══ Records supplied
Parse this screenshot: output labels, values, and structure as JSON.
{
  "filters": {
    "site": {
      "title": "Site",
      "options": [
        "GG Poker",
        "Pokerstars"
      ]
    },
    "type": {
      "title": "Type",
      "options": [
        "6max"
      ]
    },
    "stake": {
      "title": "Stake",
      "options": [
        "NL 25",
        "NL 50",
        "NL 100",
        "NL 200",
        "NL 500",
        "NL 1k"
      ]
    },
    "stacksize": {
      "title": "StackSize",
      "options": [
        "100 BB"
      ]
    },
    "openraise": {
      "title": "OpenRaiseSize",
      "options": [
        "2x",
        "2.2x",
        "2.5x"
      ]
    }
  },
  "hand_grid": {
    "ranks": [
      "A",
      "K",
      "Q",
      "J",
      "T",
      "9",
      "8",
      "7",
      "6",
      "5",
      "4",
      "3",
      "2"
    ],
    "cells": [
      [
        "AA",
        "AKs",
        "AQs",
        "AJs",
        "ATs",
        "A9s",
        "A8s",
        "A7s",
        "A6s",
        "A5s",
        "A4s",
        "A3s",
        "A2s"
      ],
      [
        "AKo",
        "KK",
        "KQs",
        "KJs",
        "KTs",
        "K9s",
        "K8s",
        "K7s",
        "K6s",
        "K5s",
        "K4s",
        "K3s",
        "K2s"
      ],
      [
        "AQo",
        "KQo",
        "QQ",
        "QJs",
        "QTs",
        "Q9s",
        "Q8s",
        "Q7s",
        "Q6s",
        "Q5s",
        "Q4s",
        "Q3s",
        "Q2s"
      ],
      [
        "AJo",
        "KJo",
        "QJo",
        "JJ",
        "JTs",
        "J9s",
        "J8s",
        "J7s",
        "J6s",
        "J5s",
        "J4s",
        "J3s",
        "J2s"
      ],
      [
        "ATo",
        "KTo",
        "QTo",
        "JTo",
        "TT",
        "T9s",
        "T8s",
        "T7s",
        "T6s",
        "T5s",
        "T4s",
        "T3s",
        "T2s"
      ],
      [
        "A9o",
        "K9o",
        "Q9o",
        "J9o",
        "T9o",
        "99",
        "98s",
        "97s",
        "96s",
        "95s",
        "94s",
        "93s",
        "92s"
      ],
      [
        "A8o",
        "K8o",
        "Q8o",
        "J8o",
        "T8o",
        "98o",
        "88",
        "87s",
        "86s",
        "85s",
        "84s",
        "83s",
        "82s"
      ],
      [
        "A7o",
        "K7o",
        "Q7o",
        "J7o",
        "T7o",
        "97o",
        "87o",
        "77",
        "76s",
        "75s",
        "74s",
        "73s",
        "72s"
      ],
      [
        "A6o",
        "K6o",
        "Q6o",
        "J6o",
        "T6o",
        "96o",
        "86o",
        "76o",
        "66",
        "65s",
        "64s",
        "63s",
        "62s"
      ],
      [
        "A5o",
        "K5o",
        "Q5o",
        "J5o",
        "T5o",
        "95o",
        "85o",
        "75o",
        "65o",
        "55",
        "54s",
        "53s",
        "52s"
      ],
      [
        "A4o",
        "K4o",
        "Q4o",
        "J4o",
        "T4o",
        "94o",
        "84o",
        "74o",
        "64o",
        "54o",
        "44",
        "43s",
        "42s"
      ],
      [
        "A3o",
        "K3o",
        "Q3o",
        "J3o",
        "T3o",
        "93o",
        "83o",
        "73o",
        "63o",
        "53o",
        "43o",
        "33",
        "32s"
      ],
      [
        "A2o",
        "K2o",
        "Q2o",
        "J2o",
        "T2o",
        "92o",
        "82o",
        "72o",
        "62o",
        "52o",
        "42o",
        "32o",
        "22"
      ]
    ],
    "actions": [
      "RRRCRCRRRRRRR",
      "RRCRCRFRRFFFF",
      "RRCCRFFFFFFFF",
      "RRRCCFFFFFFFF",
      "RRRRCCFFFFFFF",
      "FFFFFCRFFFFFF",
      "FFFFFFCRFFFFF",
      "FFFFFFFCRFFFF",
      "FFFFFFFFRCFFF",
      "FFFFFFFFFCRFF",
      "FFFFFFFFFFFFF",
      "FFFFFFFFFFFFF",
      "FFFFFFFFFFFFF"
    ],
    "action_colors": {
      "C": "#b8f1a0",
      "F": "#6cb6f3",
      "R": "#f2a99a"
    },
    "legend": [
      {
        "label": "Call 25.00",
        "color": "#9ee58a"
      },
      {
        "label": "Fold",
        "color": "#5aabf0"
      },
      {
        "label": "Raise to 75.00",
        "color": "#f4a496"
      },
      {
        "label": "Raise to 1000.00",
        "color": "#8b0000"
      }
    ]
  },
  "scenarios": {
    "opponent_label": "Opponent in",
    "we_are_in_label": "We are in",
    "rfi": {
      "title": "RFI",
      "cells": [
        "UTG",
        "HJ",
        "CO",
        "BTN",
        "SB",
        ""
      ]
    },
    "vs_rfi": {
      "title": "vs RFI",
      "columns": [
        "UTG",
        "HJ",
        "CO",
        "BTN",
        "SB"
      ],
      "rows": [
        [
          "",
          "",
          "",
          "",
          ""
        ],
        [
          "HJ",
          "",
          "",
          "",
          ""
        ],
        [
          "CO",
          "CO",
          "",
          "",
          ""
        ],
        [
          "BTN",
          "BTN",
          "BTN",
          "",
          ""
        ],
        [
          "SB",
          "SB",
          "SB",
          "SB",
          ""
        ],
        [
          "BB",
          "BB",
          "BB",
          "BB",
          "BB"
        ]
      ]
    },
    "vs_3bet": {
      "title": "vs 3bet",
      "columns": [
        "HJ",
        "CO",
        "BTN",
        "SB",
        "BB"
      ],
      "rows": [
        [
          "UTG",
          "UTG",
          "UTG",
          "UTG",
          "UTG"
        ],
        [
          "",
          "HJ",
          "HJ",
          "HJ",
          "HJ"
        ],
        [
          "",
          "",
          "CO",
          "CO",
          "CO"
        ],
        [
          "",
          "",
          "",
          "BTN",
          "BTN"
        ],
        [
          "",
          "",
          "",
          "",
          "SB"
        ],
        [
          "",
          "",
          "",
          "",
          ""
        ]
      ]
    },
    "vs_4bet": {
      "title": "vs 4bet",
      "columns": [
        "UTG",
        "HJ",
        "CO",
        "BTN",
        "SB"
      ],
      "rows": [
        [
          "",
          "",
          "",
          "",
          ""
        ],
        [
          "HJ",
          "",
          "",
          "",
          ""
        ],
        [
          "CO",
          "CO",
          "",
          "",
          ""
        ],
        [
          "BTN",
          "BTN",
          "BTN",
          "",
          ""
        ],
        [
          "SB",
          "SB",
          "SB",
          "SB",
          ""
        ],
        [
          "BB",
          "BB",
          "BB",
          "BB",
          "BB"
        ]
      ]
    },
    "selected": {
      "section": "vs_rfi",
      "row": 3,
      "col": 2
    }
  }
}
════
■ Aim of the exercise
Repeat the material word for word, in full.

■ Solved problem
Parse this screenshot: output labels, values, and structure as JSON.
{
  "filters": {
    "site": {
      "title": "Site",
      "options": [
        "GG Poker",
        "Pokerstars"
      ]
    },
    "type": {
      "title": "Type",
      "options": [
        "6max"
      ]
    },
    "stake": {
      "title": "Stake",
      "options": [
        "NL 25",
        "NL 50",
        "NL 100",
        "NL 200",
        "NL 500",
        "NL 1k"
      ]
    },
    "stacksize": {
      "title": "StackSize",
      "options": [
        "100 BB"
      ]
    },
    "openraise": {
      "title": "OpenRaiseSize",
      "options": [
        "2x",
        "2.2x",
        "2.5x"
      ]
    }
  },
  "hand_grid": {
    "ranks": [
      "A",
      "K",
      "Q",
      "J",
      "T",
      "9",
      "8",
      "7",
      "6",
      "5",
      "4",
      "3",
      "2"
    ],
    "cells": [
      [
        "AA",
        "AKs",
        "AQs",
        "AJs",
        "ATs",
        "A9s",
        "A8s",
        "A7s",
        "A6s",
        "A5s",
        "A4s",
        "A3s",
        "A2s"
      ],
      [
        "AKo",
        "KK",
        "KQs",
        "KJs",
        "KTs",
        "K9s",
        "K8s",
        "K7s",
        "K6s",
        "K5s",
        "K4s",
        "K3s",
        "K2s"
      ],
      [
        "AQo",
        "KQo",
        "QQ",
        "QJs",
        "QTs",
        "Q9s",
        "Q8s",
        "Q7s",
        "Q6s",
        "Q5s",
        "Q4s",
        "Q3s",
        "Q2s"
      ],
      [
        "AJo",
        "KJo",
        "QJo",
        "JJ",
        "JTs",
        "J9s",
        "J8s",
        "J7s",
        "J6s",
        "J5s",
        "J4s",
        "J3s",
        "J2s"
      ],
      [
        "ATo",
        "KTo",
        "QTo",
        "JTo",
        "TT",
        "T9s",
        "T8s",
        "T7s",
        "T6s",
        "T5s",
        "T4s",
        "T3s",
        "T2s"
      ],
      [
        "A9o",
        "K9o",
        "Q9o",
        "J9o",
        "T9o",
        "99",
        "98s",
        "97s",
        "96s",
        "95s",
        "94s",
        "93s",
        "92s"
      ],
      [
        "A8o",
        "K8o",
        "Q8o",
        "J8o",
        "T8o",
        "98o",
        "88",
        "87s",
        "86s",
        "85s",
        "84s",
        "83s",
        "82s"
      ],
      [
        "A7o",
        "K7o",
        "Q7o",
        "J7o",
        "T7o",
        "97o",
        "87o",
        "77",
        "76s",
        "75s",
        "74s",
        "73s",
        "72s"
      ],
      [
        "A6o",
        "K6o",
        "Q6o",
        "J6o",
        "T6o",
        "96o",
        "86o",
        "76o",
        "66",
        "65s",
        "64s",
        "63s",
        "62s"
      ],
      [
        "A5o",
        "K5o",
        "Q5o",
        "J5o",
        "T5o",
        "95o",
        "85o",
        "75o",
        "65o",
        "55",
        "54s",
        "53s",
        "52s"
      ],
      [
        "A4o",
        "K4o",
        "Q4o",
        "J4o",
        "T4o",
        "94o",
        "84o",
        "74o",
        "64o",
        "54o",
        "44",
        "43s",
        "42s"
      ],
      [
        "A3o",
        "K3o",
        "Q3o",
        "J3o",
        "T3o",
        "93o",
        "83o",
        "73o",
        "63o",
        "53o",
        "43o",
        "33",
        "32s"
      ],
      [
        "A2o",
        "K2o",
        "Q2o",
        "J2o",
        "T2o",
        "92o",
        "82o",
        "72o",
        "62o",
        "52o",
        "42o",
        "32o",
        "22"
      ]
    ],
    "actions": [
      "RRRCRCRRRRRRR",
      "RRCRCRFRRFFFF",
      "RRCCRFFFFFFFF",
      "RRRCCFFFFFFFF",
      "RRRRCCFFFFFFF",
      "FFFFFCRFFFFFF",
      "FFFFFFCRFFFFF",
      "FFFFFFFCRFFFF",
      "FFFFFFFFRCFFF",
      "FFFFFFFFFCRFF",
      "FFFFFFFFFFFFF",
      "FFFFFFFFFFFFF",
      "FFFFFFFFFFFFF"
    ],
    "action_colors": {
      "C": "#b8f1a0",
      "F": "#6cb6f3",
      "R": "#f2a99a"
    },
    "legend": [
      {
        "label": "Call 25.00",
        "color": "#9ee58a"
      },
      {
        "label": "Fold",
        "color": "#5aabf0"
      },
      {
        "label": "Raise to 75.00",
        "color": "#f4a496"
      },
      {
        "label": "Raise to 1000.00",
        "color": "#8b0000"
      }
    ]
  },
  "scenarios": {
    "opponent_label": "Opponent in",
    "we_are_in_label": "We are in",
    "rfi": {
      "title": "RFI",
      "cells": [
        "UTG",
        "HJ",
        "CO",
        "BTN",
        "SB",
        ""
      ]
    },
    "vs_rfi": {
      "title": "vs RFI",
      "columns": [
        "UTG",
        "HJ",
        "CO",
        "BTN",
        "SB"
      ],
      "rows": [
        [
          "",
          "",
          "",
          "",
          ""
        ],
        [
          "HJ",
          "",
          "",
          "",
          ""
        ],
        [
          "CO",
          "CO",
          "",
          "",
          ""
        ],
        [
          "BTN",
          "BTN",
          "BTN",
          "",
          ""
        ],
        [
          "SB",
          "SB",
          "SB",
          "SB",
          ""
        ],
        [
          "BB",
          "BB",
          "BB",
          "BB",
          "BB"
        ]
      ]
    },
    "vs_3bet": {
      "title": "vs 3bet",
      "columns": [
        "HJ",
        "CO",
        "BTN",
        "SB",
        "BB"
      ],
      "rows": [
        [
          "UTG",
          "UTG",
          "UTG",
          "UTG",
          "UTG"
        ],
        [
          "",
          "HJ",
          "HJ",
          "HJ",
          "HJ"
        ],
        [
          "",
          "",
          "CO",
          "CO",
          "CO"
        ],
        [
          "",
          "",
          "",
          "BTN",
          "BTN"
        ],
        [
          "",
          "",
          "",
          "",
          "SB"
        ],
        [
          "",
          "",
          "",
          "",
          ""
        ]
      ]
    },
    "vs_4bet": {
      "title": "vs 4bet",
      "columns": [
        "UTG",
        "HJ",
        "CO",
        "BTN",
        "SB"
      ],
      "rows": [
        [
          "",
          "",
          "",
          "",
          ""
        ],
        [
          "HJ",
          "",
          "",
          "",
          ""
        ],
        [
          "CO",
          "CO",
          "",
          "",
          ""
        ],
        [
          "BTN",
          "BTN",
          "BTN",
          "",
          ""
        ],
        [
          "SB",
          "SB",
          "SB",
          "SB",
          ""
        ],
        [
          "BB",
          "BB",
          "BB",
          "BB",
          "BB"
        ]
      ]
    },
    "selected": {
      "section": "vs_rfi",
      "row": 3,
      "col": 2
    }
  }
}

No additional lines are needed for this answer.